The problem =
Search the records that follow and extract every line containing the string "title".

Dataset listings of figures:
■ ■ ■ ■ ■ ■ ■

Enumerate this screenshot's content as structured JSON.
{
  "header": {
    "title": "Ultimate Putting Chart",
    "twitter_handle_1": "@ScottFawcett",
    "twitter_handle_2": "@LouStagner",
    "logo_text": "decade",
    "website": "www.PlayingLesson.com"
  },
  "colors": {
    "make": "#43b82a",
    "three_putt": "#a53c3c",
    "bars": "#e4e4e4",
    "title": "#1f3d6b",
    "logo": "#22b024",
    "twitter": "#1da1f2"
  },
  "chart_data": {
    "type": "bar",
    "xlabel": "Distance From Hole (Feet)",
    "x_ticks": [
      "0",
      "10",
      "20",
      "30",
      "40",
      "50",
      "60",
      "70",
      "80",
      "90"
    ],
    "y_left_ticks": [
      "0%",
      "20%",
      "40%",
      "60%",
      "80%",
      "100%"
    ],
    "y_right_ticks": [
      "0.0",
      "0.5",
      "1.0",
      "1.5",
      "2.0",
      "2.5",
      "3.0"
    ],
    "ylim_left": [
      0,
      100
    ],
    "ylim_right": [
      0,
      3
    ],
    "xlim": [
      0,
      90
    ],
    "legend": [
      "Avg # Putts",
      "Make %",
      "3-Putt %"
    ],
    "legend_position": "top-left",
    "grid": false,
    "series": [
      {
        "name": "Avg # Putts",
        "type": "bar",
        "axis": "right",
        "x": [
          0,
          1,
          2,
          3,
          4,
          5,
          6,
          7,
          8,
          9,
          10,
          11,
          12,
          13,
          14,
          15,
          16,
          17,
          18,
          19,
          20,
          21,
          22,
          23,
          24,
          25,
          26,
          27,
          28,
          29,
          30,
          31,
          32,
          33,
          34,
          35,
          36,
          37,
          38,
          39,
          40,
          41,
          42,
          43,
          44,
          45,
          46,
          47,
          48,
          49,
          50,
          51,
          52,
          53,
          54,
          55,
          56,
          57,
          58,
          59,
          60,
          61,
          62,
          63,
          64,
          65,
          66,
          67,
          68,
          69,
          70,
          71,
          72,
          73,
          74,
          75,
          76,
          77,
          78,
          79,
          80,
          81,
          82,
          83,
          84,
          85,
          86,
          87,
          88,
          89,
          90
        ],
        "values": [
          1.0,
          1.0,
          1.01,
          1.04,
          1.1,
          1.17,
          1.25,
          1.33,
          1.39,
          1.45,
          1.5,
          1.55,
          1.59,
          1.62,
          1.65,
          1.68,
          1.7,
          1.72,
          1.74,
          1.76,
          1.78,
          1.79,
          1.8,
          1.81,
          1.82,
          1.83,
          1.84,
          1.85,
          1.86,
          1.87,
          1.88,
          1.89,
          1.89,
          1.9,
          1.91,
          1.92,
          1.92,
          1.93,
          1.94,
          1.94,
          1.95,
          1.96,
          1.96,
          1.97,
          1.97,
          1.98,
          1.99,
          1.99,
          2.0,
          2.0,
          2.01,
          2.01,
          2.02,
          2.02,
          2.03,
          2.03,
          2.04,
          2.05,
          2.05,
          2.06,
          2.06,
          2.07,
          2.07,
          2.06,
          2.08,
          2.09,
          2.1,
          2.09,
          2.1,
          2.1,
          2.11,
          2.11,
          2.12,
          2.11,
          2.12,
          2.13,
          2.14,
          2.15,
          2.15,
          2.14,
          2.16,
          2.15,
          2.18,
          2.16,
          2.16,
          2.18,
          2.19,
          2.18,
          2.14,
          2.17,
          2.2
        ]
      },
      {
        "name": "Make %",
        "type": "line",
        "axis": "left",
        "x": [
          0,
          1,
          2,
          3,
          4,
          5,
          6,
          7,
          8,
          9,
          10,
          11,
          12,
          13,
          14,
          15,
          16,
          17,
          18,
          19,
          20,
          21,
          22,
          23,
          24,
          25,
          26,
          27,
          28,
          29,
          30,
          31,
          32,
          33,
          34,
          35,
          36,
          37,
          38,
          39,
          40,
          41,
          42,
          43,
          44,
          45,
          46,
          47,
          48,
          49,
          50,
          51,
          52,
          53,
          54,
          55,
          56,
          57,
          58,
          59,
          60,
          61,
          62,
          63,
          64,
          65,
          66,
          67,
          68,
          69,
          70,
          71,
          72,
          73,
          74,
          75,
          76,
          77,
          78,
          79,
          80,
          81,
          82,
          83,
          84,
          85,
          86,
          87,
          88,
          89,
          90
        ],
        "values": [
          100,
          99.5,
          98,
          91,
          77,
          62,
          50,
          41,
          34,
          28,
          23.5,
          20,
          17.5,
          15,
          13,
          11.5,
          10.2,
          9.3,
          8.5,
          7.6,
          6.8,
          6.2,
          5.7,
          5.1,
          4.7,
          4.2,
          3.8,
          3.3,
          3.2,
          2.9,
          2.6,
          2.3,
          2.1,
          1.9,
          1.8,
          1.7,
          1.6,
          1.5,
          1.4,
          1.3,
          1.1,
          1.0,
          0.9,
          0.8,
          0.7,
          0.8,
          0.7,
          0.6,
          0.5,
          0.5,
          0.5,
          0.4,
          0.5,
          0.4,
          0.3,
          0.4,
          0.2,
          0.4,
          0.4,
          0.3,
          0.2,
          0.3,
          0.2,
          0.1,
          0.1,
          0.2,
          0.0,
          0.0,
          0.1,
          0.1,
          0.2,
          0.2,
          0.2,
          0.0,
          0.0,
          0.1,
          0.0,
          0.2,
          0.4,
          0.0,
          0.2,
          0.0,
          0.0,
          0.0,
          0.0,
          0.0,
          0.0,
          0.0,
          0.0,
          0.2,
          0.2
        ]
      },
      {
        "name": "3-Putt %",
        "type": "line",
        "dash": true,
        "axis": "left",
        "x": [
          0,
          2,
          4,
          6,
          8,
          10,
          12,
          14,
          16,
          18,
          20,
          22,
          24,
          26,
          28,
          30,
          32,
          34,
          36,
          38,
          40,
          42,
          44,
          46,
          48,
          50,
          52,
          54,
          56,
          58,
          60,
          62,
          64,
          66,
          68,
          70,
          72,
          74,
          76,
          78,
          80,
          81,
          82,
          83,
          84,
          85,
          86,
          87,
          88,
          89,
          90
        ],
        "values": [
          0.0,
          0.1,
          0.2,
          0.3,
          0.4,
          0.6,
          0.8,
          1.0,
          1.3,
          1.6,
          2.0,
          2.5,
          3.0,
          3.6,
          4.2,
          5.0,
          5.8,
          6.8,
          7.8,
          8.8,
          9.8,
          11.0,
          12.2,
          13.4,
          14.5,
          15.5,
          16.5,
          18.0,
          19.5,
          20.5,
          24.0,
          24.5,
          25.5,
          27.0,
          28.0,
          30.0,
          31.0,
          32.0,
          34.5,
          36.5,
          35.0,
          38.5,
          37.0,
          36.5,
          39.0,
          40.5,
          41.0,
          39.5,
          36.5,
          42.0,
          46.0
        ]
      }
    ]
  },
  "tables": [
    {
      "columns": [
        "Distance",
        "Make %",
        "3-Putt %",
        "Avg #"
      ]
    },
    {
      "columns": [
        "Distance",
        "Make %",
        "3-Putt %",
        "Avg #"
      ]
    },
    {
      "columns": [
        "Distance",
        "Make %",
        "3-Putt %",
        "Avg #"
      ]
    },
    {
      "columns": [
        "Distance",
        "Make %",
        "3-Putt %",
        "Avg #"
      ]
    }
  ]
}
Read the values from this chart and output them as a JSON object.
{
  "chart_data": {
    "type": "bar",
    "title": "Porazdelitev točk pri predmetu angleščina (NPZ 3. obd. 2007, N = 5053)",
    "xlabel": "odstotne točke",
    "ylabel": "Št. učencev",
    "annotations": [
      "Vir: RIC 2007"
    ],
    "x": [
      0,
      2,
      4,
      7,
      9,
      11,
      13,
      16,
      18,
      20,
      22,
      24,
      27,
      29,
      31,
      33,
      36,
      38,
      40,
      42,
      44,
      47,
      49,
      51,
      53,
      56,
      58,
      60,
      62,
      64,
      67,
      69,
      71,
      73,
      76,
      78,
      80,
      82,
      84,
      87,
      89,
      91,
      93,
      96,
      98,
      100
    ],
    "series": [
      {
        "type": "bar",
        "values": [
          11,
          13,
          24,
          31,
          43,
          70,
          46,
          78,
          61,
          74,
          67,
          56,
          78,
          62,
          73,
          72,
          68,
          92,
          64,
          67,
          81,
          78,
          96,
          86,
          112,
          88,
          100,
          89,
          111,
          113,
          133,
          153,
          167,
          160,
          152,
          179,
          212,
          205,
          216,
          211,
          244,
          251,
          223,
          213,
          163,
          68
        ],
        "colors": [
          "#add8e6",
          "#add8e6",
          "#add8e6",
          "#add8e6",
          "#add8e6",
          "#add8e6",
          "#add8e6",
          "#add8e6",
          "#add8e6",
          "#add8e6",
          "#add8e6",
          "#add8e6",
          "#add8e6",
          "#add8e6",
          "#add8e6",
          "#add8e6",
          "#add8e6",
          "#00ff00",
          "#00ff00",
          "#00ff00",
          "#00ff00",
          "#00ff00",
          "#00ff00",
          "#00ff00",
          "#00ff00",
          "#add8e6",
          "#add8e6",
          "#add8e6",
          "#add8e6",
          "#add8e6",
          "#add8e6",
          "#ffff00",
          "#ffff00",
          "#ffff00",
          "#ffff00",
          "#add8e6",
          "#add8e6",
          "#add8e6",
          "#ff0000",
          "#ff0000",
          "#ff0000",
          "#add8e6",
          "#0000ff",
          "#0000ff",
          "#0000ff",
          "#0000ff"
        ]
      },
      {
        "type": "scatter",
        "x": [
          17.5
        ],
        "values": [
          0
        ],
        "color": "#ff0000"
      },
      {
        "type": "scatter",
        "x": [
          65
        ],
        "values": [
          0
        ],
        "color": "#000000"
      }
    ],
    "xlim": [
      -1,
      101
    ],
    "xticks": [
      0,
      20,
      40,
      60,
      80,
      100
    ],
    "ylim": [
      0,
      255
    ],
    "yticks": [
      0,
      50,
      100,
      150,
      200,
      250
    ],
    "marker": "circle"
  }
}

■ ■ ■ ■ ■ ■ ■

Full output =
    "title": "Ultimate Putting Chart",
    "title": "#1f3d6b",
    "title": "Porazdelitev točk pri predmetu angleščina (NPZ 3. obd. 2007, N = 5053)",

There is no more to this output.